__Problem__
Each entry below is to be given again word for word, with no pictures.

[Records that describe figures]
※

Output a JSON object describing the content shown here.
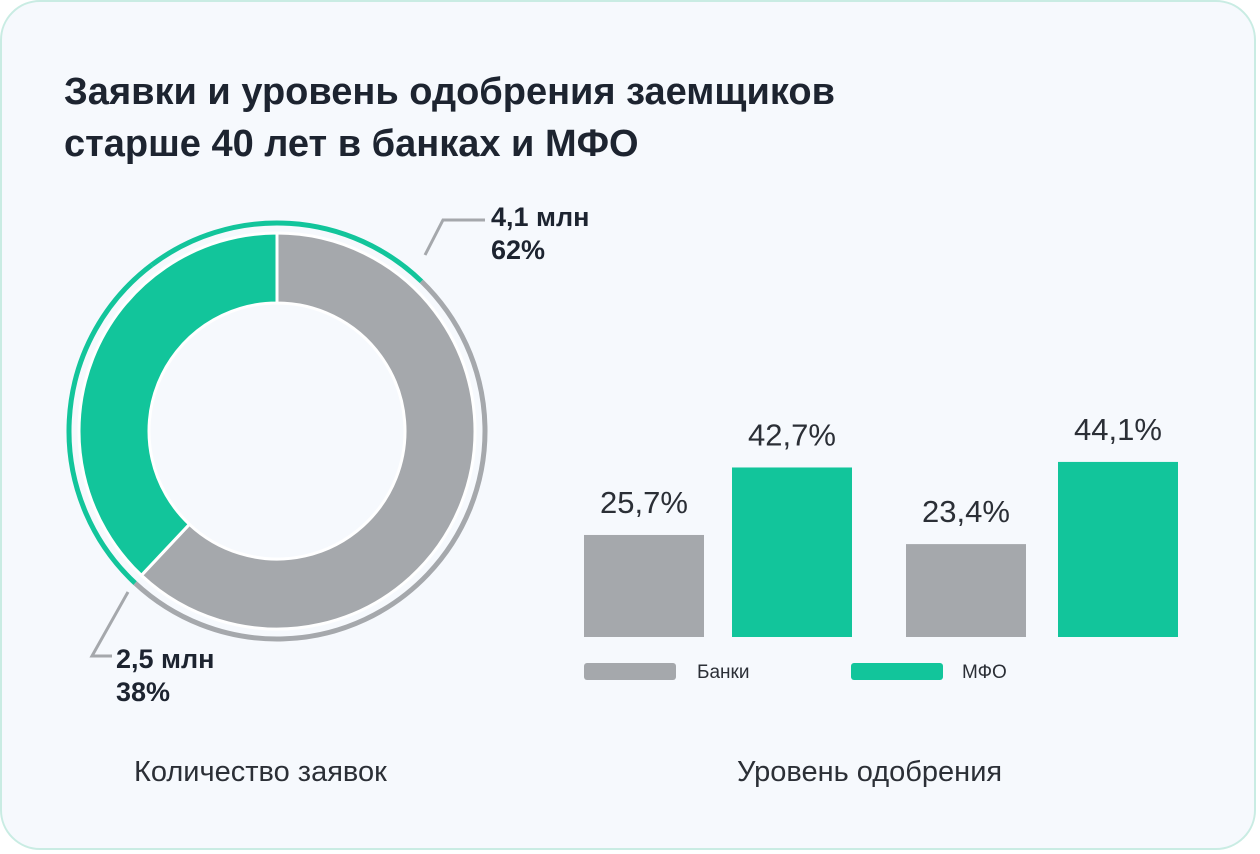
{
  "title": {
    "line1": "Заявки и уровень одобрения заемщиков",
    "line2": "старше 40 лет в банках и МФО"
  },
  "colors": {
    "bank": "#a5a8ac",
    "mfo": "#12c59b",
    "text": "#1d2430"
  },
  "chart_data": [
    {
      "type": "pie",
      "subtitle": "Количество заявок",
      "slices": [
        {
          "value_label": "4,1 млн",
          "percent": 62,
          "percent_label": "62%",
          "color": "#a5a8ac"
        },
        {
          "value_label": "2,5 млн",
          "percent": 38,
          "percent_label": "38%",
          "color": "#12c59b"
        }
      ]
    },
    {
      "type": "bar",
      "subtitle": "Уровень одобрения",
      "groups": 2,
      "series": [
        {
          "name": "Банки",
          "values": [
            25.7,
            23.4
          ],
          "labels": [
            "25,7%",
            "23,4%"
          ],
          "color": "#a5a8ac"
        },
        {
          "name": "МФО",
          "values": [
            42.7,
            44.1
          ],
          "labels": [
            "42,7%",
            "44,1%"
          ],
          "color": "#12c59b"
        }
      ]
    }
  ]
}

※

__Final result__
Output a JSON object describing the content shown here.
{
  "title": {
    "line1": "Заявки и уровень одобрения заемщиков",
    "line2": "старше 40 лет в банках и МФО"
  },
  "colors": {
    "bank": "#a5a8ac",
    "mfo": "#12c59b",
    "text": "#1d2430"
  },
  "chart_data": [
    {
      "type": "pie",
      "subtitle": "Количество заявок",
      "slices": [
        {
          "value_label": "4,1 млн",
          "percent": 62,
          "percent_label": "62%",
          "color": "#a5a8ac"
        },
        {
          "value_label": "2,5 млн",
          "percent": 38,
          "percent_label": "38%",
          "color": "#12c59b"
        }
      ]
    },
    {
      "type": "bar",
      "subtitle": "Уровень одобрения",
      "groups": 2,
      "series": [
        {
          "name": "Банки",
          "values": [
            25.7,
            23.4
          ],
          "labels": [
            "25,7%",
            "23,4%"
          ],
          "color": "#a5a8ac"
        },
        {
          "name": "МФО",
          "values": [
            42.7,
            44.1
          ],
          "labels": [
            "42,7%",
            "44,1%"
          ],
          "color": "#12c59b"
        }
      ]
    }
  ]
}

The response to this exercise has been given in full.